Stated task
Edit the records from the first line through the line containing "displacement-arrowhead bbox=[577, 175, 583, 181]", inclusive, by changing "x-tick-label" to "x-axis-tick-label". Return only those lines, with nothing else altered.

Extracted material
•••
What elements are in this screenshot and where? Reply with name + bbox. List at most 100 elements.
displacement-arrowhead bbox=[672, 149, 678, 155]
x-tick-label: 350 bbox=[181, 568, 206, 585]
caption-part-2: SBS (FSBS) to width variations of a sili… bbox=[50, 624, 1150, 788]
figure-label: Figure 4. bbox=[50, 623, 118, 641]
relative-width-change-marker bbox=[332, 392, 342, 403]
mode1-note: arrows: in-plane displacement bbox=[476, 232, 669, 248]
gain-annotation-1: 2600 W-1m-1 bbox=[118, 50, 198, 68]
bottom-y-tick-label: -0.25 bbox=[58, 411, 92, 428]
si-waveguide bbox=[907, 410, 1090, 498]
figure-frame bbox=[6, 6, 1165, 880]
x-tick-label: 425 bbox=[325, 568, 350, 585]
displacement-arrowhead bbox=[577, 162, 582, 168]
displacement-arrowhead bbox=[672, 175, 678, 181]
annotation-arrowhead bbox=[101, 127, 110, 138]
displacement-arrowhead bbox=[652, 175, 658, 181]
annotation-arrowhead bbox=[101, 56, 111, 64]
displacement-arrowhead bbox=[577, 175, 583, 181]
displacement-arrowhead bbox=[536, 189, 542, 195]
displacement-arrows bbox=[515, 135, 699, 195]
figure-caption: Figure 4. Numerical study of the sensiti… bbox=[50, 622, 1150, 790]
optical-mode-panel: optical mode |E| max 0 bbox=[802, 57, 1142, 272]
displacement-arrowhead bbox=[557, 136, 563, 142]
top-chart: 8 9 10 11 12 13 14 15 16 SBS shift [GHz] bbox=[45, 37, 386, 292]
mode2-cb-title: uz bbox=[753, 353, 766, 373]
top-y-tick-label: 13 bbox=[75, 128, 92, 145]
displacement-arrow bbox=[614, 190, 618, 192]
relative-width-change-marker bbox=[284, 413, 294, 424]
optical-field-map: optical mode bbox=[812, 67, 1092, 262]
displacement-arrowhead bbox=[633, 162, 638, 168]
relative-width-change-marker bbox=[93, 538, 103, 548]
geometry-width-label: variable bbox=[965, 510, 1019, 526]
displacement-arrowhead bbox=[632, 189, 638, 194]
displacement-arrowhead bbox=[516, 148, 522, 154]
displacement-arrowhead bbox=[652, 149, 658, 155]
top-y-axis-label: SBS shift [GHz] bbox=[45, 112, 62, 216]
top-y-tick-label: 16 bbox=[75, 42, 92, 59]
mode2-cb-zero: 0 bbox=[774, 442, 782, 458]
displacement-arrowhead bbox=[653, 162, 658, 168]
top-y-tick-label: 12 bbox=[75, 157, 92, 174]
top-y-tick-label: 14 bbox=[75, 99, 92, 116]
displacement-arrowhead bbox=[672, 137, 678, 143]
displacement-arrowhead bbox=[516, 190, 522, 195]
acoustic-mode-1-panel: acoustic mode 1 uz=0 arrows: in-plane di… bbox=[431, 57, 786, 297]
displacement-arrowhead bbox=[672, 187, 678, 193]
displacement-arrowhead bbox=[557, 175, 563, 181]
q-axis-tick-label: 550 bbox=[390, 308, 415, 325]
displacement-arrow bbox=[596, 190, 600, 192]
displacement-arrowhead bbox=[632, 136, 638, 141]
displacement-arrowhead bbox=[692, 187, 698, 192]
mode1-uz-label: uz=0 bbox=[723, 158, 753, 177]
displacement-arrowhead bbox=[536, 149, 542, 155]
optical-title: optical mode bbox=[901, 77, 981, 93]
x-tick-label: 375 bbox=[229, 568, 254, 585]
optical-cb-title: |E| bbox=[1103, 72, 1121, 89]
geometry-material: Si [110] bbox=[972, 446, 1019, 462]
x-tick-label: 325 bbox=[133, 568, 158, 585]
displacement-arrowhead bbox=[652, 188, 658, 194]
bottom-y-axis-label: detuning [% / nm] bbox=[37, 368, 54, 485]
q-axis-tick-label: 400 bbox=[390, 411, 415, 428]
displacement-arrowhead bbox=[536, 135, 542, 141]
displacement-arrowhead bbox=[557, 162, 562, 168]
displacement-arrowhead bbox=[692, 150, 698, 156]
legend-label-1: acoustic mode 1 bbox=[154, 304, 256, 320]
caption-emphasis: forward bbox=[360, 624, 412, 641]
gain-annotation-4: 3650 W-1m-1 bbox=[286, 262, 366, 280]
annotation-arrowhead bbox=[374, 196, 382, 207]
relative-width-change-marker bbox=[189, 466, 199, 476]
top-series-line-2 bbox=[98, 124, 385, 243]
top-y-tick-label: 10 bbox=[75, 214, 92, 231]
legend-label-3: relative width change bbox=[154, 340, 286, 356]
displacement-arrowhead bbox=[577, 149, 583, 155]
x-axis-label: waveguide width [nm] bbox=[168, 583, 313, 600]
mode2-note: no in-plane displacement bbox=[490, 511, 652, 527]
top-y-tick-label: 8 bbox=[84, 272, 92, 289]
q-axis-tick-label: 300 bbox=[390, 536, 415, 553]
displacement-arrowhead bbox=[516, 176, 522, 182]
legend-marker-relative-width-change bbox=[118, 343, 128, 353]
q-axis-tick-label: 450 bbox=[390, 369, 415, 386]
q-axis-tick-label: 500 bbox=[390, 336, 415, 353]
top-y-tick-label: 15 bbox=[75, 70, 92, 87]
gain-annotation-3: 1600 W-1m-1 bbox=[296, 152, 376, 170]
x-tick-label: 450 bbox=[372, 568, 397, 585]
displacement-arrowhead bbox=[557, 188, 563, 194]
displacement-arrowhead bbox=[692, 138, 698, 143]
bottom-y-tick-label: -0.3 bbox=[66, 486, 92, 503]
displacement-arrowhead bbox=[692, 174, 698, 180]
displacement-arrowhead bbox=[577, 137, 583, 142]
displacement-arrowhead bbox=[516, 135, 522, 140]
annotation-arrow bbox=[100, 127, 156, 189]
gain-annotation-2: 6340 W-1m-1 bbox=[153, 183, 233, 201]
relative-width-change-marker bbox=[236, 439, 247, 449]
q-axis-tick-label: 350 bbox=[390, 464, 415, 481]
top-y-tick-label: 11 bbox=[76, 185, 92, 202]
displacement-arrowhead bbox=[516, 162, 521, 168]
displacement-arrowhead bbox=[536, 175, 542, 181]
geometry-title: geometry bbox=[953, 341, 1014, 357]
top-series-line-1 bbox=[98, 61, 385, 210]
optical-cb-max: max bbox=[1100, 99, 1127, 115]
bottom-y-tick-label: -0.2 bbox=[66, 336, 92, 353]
•••
The result
What elements are in this screenshot and where? Reply with name + bbox. List at most 100 elements.
displacement-arrowhead bbox=[672, 149, 678, 155]
x-axis-tick-label: 350 bbox=[181, 568, 206, 585]
caption-part-2: SBS (FSBS) to width variations of a sili… bbox=[50, 624, 1150, 788]
figure-label: Figure 4. bbox=[50, 623, 118, 641]
relative-width-change-marker bbox=[332, 392, 342, 403]
mode1-note: arrows: in-plane displacement bbox=[476, 232, 669, 248]
gain-annotation-1: 2600 W-1m-1 bbox=[118, 50, 198, 68]
bottom-y-tick-label: -0.25 bbox=[58, 411, 92, 428]
si-waveguide bbox=[907, 410, 1090, 498]
figure-frame bbox=[6, 6, 1165, 880]
x-axis-tick-label: 425 bbox=[325, 568, 350, 585]
displacement-arrowhead bbox=[577, 162, 582, 168]
displacement-arrowhead bbox=[672, 175, 678, 181]
annotation-arrowhead bbox=[101, 127, 110, 138]
displacement-arrowhead bbox=[652, 175, 658, 181]
annotation-arrowhead bbox=[101, 56, 111, 64]
displacement-arrowhead bbox=[577, 175, 583, 181]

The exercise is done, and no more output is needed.